## [SHORT PROBLEM]
Transcribe the data that follows precisely, omitting nothing.

## [DATA SECTION]
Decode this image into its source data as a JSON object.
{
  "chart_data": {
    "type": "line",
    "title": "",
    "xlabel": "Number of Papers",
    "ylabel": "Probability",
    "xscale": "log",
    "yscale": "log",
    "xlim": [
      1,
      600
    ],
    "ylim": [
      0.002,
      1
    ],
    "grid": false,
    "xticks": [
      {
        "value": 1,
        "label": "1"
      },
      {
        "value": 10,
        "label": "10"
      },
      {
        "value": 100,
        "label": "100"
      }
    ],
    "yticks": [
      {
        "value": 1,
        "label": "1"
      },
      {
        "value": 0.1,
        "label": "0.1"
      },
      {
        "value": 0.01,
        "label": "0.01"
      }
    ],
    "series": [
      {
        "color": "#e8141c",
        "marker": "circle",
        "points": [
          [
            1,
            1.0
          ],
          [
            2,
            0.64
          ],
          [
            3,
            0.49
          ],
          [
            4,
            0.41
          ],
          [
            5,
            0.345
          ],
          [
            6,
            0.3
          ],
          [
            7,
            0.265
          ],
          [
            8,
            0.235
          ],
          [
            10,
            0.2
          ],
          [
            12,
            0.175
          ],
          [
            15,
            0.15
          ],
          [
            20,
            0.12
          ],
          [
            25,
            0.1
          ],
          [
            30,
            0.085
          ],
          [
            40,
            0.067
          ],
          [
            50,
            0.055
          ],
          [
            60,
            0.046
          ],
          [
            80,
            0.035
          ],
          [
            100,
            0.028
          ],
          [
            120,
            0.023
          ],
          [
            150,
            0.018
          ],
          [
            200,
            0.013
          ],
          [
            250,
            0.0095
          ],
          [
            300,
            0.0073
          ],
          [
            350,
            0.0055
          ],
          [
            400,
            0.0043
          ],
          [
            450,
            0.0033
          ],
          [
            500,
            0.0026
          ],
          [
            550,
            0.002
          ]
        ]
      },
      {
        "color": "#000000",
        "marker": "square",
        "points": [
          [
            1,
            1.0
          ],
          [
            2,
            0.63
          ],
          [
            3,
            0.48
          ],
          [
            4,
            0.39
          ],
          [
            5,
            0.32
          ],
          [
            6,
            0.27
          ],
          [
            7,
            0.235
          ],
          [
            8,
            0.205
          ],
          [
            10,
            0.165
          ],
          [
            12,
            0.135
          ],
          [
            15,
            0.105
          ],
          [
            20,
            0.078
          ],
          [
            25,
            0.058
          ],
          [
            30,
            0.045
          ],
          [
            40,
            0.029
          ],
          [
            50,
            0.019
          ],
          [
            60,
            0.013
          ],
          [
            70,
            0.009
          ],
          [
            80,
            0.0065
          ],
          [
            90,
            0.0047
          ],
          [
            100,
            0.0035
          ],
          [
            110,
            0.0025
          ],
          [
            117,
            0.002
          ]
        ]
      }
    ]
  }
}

## [SOLUTION TO THIS EXERCISE]
Decode this image into its source data as a JSON object.
{
  "chart_data": {
    "type": "line",
    "title": "",
    "xlabel": "Number of Papers",
    "ylabel": "Probability",
    "xscale": "log",
    "yscale": "log",
    "xlim": [
      1,
      600
    ],
    "ylim": [
      0.002,
      1
    ],
    "grid": false,
    "xticks": [
      {
        "value": 1,
        "label": "1"
      },
      {
        "value": 10,
        "label": "10"
      },
      {
        "value": 100,
        "label": "100"
      }
    ],
    "yticks": [
      {
        "value": 1,
        "label": "1"
      },
      {
        "value": 0.1,
        "label": "0.1"
      },
      {
        "value": 0.01,
        "label": "0.01"
      }
    ],
    "series": [
      {
        "color": "#e8141c",
        "marker": "circle",
        "points": [
          [
            1,
            1.0
          ],
          [
            2,
            0.64
          ],
          [
            3,
            0.49
          ],
          [
            4,
            0.41
          ],
          [
            5,
            0.345
          ],
          [
            6,
            0.3
          ],
          [
            7,
            0.265
          ],
          [
            8,
            0.235
          ],
          [
            10,
            0.2
          ],
          [
            12,
            0.175
          ],
          [
            15,
            0.15
          ],
          [
            20,
            0.12
          ],
          [
            25,
            0.1
          ],
          [
            30,
            0.085
          ],
          [
            40,
            0.067
          ],
          [
            50,
            0.055
          ],
          [
            60,
            0.046
          ],
          [
            80,
            0.035
          ],
          [
            100,
            0.028
          ],
          [
            120,
            0.023
          ],
          [
            150,
            0.018
          ],
          [
            200,
            0.013
          ],
          [
            250,
            0.0095
          ],
          [
            300,
            0.0073
          ],
          [
            350,
            0.0055
          ],
          [
            400,
            0.0043
          ],
          [
            450,
            0.0033
          ],
          [
            500,
            0.0026
          ],
          [
            550,
            0.002
          ]
        ]
      },
      {
        "color": "#000000",
        "marker": "square",
        "points": [
          [
            1,
            1.0
          ],
          [
            2,
            0.63
          ],
          [
            3,
            0.48
          ],
          [
            4,
            0.39
          ],
          [
            5,
            0.32
          ],
          [
            6,
            0.27
          ],
          [
            7,
            0.235
          ],
          [
            8,
            0.205
          ],
          [
            10,
            0.165
          ],
          [
            12,
            0.135
          ],
          [
            15,
            0.105
          ],
          [
            20,
            0.078
          ],
          [
            25,
            0.058
          ],
          [
            30,
            0.045
          ],
          [
            40,
            0.029
          ],
          [
            50,
            0.019
          ],
          [
            60,
            0.013
          ],
          [
            70,
            0.009
          ],
          [
            80,
            0.0065
          ],
          [
            90,
            0.0047
          ],
          [
            100,
            0.0035
          ],
          [
            110,
            0.0025
          ],
          [
            117,
            0.002
          ]
        ]
      }
    ]
  }
}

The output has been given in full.